## Objective
A line counts if it contains the word "name" at least once. State how many such lines the records contain, giving the number alone.

[Figure contents as structured data]
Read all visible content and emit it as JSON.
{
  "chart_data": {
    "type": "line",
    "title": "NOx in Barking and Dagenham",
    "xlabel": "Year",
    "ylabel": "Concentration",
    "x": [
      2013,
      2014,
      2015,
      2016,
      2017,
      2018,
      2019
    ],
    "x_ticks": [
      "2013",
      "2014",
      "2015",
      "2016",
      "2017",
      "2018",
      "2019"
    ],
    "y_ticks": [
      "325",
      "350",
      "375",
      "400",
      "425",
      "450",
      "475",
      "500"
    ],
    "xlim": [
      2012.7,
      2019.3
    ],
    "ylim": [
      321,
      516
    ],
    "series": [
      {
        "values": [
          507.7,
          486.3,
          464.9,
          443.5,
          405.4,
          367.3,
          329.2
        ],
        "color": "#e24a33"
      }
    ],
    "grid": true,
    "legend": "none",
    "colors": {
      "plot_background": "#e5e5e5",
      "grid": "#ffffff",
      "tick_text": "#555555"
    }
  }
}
==
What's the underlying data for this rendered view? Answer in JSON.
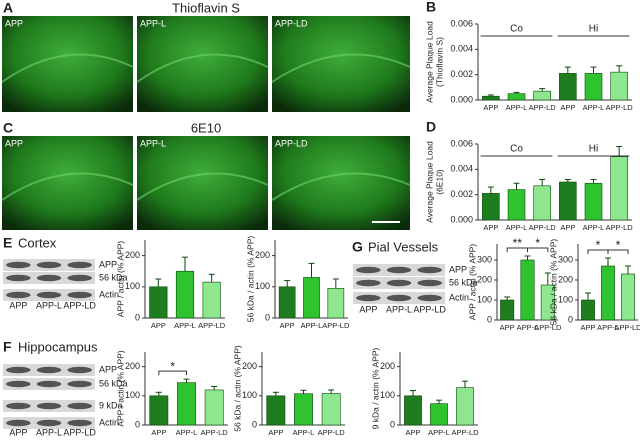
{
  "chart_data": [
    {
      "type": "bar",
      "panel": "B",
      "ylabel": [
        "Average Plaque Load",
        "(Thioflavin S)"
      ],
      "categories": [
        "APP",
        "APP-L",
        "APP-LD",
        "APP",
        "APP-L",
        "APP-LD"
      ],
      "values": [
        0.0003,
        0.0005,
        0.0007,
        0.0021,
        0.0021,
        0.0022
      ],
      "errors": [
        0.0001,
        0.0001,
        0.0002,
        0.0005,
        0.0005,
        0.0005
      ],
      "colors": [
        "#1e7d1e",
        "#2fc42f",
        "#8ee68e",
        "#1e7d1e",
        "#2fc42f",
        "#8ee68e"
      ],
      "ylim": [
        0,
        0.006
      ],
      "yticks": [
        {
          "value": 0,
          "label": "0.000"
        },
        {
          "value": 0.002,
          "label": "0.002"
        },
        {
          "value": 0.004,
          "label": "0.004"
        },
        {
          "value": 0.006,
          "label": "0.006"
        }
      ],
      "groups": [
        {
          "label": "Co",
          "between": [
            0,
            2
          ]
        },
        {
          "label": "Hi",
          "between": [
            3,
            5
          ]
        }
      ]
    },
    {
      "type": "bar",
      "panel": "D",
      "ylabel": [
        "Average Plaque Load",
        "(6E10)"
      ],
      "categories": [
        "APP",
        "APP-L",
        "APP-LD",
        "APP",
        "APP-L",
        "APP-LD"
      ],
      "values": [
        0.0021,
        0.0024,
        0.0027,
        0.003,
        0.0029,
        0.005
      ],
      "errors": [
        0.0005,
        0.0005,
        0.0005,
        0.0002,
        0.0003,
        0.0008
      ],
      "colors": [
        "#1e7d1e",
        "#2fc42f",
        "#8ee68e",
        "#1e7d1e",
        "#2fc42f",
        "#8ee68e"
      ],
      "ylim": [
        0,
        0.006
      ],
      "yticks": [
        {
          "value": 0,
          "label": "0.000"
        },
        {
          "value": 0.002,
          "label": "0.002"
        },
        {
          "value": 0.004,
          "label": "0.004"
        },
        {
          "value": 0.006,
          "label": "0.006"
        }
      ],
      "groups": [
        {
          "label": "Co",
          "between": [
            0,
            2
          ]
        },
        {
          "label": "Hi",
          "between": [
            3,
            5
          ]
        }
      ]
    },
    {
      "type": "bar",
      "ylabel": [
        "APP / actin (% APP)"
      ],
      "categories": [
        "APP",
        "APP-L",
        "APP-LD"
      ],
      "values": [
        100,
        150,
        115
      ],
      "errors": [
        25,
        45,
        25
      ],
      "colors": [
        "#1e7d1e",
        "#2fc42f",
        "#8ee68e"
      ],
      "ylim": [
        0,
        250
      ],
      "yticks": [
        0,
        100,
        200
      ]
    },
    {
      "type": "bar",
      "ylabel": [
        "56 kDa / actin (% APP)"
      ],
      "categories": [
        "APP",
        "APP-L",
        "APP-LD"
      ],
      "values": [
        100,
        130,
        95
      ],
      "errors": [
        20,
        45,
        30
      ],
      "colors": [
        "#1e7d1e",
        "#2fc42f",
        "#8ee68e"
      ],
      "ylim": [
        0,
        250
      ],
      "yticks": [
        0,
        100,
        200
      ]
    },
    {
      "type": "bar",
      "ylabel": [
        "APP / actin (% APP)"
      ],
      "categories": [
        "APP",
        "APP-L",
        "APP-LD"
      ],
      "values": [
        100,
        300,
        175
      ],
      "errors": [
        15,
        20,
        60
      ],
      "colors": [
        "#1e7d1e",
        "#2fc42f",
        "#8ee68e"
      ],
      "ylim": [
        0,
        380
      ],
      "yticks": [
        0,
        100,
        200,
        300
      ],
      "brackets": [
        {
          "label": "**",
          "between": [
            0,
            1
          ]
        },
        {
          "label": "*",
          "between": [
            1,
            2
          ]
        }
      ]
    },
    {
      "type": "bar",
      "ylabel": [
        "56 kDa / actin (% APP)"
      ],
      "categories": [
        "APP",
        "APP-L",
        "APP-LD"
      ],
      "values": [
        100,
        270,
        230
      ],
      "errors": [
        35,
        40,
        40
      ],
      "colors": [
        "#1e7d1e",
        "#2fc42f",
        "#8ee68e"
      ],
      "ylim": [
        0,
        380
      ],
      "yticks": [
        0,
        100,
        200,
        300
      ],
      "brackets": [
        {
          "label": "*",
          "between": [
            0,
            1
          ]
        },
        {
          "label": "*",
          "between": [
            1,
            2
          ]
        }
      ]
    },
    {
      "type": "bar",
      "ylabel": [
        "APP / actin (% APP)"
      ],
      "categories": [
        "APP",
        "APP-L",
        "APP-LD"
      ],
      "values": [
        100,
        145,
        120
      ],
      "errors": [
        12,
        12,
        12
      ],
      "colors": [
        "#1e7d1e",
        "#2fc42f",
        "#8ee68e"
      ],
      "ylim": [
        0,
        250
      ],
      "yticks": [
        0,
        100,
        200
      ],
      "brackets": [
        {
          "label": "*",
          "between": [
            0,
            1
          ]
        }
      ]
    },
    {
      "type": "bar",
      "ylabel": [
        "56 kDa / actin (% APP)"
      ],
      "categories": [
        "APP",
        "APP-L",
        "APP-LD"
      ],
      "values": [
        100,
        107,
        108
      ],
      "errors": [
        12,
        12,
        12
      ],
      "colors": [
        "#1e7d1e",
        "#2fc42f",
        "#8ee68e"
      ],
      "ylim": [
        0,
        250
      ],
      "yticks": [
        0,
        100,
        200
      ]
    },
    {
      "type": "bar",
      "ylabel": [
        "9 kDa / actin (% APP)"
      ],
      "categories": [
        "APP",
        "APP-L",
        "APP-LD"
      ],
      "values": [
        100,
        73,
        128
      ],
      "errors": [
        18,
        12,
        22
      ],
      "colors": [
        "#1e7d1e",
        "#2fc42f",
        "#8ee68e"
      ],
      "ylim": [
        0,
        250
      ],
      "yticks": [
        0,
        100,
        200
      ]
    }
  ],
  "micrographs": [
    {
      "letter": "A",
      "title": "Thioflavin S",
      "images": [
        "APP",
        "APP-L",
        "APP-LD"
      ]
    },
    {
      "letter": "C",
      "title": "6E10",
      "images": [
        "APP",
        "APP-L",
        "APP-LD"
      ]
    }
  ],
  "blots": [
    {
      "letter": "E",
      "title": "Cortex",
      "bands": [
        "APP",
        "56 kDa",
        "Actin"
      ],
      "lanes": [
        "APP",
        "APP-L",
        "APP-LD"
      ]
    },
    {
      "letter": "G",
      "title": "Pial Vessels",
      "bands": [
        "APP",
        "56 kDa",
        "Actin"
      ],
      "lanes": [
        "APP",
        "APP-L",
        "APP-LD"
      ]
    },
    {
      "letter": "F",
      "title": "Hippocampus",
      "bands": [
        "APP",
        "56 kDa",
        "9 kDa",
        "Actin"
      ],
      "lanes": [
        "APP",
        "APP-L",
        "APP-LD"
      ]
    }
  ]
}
...
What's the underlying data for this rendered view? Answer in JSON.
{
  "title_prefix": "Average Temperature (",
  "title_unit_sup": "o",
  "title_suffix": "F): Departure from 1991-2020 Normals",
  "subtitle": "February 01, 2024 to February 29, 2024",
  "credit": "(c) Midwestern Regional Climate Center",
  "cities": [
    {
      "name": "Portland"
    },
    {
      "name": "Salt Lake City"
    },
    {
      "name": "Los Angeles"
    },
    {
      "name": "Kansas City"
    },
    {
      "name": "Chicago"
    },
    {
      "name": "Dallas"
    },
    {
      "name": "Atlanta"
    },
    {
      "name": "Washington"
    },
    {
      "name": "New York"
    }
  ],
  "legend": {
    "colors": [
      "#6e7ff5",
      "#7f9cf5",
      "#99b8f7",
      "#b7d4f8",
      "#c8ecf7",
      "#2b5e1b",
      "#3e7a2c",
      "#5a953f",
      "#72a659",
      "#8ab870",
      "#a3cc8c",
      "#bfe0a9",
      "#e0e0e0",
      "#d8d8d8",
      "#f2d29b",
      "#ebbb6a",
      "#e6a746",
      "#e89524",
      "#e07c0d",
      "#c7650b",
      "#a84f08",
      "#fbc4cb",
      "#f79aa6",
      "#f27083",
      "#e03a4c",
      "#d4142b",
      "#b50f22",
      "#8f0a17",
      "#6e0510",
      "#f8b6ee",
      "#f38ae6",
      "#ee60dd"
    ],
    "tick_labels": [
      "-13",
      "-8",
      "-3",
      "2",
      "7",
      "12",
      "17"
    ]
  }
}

## Response
9